++++ Available records ++++
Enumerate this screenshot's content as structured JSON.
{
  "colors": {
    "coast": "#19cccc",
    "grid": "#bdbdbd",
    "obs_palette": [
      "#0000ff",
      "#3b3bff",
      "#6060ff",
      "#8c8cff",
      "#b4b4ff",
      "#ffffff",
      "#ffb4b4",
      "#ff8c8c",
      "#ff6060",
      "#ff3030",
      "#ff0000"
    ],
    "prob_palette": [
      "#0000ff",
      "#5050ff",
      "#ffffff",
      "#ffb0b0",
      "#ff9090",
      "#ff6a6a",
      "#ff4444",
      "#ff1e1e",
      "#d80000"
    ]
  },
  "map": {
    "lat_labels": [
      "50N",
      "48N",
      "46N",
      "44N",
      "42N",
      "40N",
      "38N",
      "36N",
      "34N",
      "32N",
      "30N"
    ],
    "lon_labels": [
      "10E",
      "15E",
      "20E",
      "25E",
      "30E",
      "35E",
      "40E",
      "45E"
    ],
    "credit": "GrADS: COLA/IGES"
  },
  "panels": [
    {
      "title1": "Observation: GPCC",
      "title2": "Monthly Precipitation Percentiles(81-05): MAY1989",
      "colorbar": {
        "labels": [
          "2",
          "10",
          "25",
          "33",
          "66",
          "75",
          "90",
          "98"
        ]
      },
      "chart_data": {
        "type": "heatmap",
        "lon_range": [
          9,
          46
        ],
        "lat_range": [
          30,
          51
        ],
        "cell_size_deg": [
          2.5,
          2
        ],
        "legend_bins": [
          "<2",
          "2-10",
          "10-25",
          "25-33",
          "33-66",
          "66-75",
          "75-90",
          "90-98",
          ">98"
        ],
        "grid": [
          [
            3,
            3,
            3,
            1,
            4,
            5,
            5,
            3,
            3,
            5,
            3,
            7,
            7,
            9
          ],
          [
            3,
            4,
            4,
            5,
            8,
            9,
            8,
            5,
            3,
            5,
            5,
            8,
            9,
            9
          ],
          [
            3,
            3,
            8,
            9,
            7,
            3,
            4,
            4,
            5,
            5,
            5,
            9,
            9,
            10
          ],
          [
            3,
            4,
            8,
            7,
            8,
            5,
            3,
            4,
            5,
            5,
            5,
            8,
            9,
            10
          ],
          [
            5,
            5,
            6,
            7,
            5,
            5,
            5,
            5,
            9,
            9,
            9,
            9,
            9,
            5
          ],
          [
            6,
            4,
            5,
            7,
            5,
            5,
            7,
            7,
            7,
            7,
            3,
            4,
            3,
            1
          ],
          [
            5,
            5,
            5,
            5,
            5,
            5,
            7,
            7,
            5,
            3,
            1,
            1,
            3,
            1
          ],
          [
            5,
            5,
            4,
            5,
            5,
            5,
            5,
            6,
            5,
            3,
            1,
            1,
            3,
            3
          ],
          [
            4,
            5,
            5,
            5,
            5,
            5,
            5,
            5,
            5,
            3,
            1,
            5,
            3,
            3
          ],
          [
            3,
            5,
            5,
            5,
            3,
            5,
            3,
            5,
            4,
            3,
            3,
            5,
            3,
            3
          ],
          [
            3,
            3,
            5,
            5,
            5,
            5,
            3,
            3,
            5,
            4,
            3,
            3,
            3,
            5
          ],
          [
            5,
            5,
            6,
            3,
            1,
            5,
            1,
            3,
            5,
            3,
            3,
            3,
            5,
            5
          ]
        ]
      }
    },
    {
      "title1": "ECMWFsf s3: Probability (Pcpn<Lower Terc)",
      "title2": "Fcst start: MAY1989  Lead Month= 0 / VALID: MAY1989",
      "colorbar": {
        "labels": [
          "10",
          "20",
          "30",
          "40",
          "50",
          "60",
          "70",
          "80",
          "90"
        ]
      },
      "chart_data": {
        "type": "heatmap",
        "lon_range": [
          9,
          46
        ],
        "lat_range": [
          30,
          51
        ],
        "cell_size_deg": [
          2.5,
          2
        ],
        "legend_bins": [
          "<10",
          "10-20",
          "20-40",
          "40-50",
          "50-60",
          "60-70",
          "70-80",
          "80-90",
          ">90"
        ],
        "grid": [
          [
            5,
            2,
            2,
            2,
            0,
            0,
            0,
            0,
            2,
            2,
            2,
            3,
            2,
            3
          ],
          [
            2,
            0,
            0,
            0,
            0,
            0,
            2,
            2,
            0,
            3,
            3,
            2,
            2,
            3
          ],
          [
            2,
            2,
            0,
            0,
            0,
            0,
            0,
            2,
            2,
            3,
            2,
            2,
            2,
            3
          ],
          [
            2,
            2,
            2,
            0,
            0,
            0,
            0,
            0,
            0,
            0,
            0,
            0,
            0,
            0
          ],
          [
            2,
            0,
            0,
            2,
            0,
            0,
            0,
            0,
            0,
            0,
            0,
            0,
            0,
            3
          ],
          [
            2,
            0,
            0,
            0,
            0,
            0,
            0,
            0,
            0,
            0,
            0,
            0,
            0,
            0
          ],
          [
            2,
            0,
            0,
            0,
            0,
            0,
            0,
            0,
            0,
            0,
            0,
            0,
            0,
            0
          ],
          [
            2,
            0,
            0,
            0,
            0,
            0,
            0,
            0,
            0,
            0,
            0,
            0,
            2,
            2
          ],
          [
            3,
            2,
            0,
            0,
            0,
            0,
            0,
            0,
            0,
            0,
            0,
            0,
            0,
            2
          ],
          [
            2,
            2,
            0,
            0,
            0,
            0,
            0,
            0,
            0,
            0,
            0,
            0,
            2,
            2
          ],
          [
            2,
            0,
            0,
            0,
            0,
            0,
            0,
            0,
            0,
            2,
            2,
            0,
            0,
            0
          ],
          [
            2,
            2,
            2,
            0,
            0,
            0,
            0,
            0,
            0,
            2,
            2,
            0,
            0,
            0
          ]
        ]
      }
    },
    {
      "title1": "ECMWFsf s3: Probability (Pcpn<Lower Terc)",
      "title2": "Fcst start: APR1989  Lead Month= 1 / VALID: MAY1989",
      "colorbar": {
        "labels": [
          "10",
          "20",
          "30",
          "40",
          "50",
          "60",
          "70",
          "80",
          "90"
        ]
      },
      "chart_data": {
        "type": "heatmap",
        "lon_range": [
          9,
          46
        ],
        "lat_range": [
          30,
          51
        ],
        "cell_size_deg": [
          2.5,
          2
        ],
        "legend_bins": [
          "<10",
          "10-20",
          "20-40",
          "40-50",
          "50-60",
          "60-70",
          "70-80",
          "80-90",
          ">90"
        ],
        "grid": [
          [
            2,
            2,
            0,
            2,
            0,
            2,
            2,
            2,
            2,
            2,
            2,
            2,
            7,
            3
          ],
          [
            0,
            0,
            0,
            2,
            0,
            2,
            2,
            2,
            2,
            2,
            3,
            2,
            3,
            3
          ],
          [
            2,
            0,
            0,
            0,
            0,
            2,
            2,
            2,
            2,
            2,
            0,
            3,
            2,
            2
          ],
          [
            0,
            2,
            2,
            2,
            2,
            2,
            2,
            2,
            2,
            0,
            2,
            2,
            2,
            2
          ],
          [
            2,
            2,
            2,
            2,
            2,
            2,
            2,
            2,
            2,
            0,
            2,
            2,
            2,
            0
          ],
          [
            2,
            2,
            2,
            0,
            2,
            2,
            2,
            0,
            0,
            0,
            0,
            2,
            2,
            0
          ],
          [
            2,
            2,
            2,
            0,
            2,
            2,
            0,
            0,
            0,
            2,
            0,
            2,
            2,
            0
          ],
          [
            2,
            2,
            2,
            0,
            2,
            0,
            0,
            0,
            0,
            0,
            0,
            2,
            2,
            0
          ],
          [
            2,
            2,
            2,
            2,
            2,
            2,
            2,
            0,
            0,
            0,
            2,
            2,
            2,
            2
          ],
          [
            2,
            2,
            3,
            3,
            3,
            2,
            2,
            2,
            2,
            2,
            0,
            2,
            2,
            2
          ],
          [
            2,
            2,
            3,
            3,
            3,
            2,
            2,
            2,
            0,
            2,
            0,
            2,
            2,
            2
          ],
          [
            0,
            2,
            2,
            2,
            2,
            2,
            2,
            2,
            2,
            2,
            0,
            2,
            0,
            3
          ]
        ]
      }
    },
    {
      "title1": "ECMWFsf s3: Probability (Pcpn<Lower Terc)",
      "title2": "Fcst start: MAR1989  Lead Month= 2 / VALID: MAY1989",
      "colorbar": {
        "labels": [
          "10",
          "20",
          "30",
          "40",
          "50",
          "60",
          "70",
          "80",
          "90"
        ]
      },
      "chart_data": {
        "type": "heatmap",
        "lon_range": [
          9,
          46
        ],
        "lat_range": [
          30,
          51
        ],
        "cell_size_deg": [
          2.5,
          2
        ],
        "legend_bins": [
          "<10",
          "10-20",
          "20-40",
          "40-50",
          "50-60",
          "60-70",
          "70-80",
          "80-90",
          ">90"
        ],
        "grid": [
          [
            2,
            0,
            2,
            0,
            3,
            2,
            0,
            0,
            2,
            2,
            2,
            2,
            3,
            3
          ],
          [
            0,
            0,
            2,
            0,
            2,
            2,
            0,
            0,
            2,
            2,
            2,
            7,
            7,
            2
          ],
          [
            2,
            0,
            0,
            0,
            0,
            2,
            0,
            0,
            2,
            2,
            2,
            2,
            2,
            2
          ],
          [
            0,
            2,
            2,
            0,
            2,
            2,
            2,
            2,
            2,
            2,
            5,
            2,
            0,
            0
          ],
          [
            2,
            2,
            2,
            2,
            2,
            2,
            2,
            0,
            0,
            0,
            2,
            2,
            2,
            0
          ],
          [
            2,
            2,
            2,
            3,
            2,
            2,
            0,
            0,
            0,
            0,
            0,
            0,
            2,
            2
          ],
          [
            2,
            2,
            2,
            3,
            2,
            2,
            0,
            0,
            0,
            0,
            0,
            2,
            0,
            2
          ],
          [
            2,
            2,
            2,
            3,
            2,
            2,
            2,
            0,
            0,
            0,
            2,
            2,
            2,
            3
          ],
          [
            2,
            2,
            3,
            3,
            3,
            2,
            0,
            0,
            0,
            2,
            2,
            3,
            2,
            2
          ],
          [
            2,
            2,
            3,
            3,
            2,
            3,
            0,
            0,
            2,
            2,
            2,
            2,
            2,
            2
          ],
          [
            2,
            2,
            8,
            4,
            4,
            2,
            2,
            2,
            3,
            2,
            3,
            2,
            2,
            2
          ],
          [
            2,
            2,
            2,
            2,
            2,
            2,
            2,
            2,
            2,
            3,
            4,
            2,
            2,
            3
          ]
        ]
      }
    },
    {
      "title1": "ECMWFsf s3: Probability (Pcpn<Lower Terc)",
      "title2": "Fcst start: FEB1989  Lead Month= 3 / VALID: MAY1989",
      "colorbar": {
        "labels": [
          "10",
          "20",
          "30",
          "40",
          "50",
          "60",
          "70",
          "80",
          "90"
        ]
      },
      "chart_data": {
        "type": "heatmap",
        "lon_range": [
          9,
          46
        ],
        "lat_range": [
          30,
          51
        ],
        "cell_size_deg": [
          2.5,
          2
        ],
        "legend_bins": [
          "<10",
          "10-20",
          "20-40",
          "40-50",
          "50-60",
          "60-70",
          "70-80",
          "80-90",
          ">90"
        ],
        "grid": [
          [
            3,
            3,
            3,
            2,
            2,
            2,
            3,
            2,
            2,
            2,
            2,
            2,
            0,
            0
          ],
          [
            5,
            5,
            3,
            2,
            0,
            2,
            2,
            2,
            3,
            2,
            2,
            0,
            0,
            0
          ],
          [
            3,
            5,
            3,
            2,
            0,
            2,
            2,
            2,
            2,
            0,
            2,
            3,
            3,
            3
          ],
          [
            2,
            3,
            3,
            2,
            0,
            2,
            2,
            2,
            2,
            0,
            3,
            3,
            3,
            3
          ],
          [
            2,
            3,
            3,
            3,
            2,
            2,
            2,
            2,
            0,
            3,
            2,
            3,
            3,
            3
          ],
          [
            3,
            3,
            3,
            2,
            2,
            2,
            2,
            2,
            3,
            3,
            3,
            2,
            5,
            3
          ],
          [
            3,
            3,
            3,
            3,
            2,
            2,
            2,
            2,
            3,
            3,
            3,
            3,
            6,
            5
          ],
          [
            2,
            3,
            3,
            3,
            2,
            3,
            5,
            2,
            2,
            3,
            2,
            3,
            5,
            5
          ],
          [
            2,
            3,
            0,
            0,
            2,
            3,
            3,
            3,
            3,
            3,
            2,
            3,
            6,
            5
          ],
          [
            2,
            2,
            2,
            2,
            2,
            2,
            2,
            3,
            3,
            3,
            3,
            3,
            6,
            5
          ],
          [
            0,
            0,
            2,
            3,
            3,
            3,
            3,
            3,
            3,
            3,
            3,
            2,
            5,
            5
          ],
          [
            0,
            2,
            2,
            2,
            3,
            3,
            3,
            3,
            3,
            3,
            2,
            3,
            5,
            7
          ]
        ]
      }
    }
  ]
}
++++
[Task brief] In the lines above, find each one with "start" and list it.

[Complete response]
      "title2": "Fcst start: MAY1989  Lead Month= 0 / VALID: MAY1989",
      "title2": "Fcst start: APR1989  Lead Month= 1 / VALID: MAY1989",
      "title2": "Fcst start: MAR1989  Lead Month= 2 / VALID: MAY1989",
      "title2": "Fcst start: FEB1989  Lead Month= 3 / VALID: MAY1989",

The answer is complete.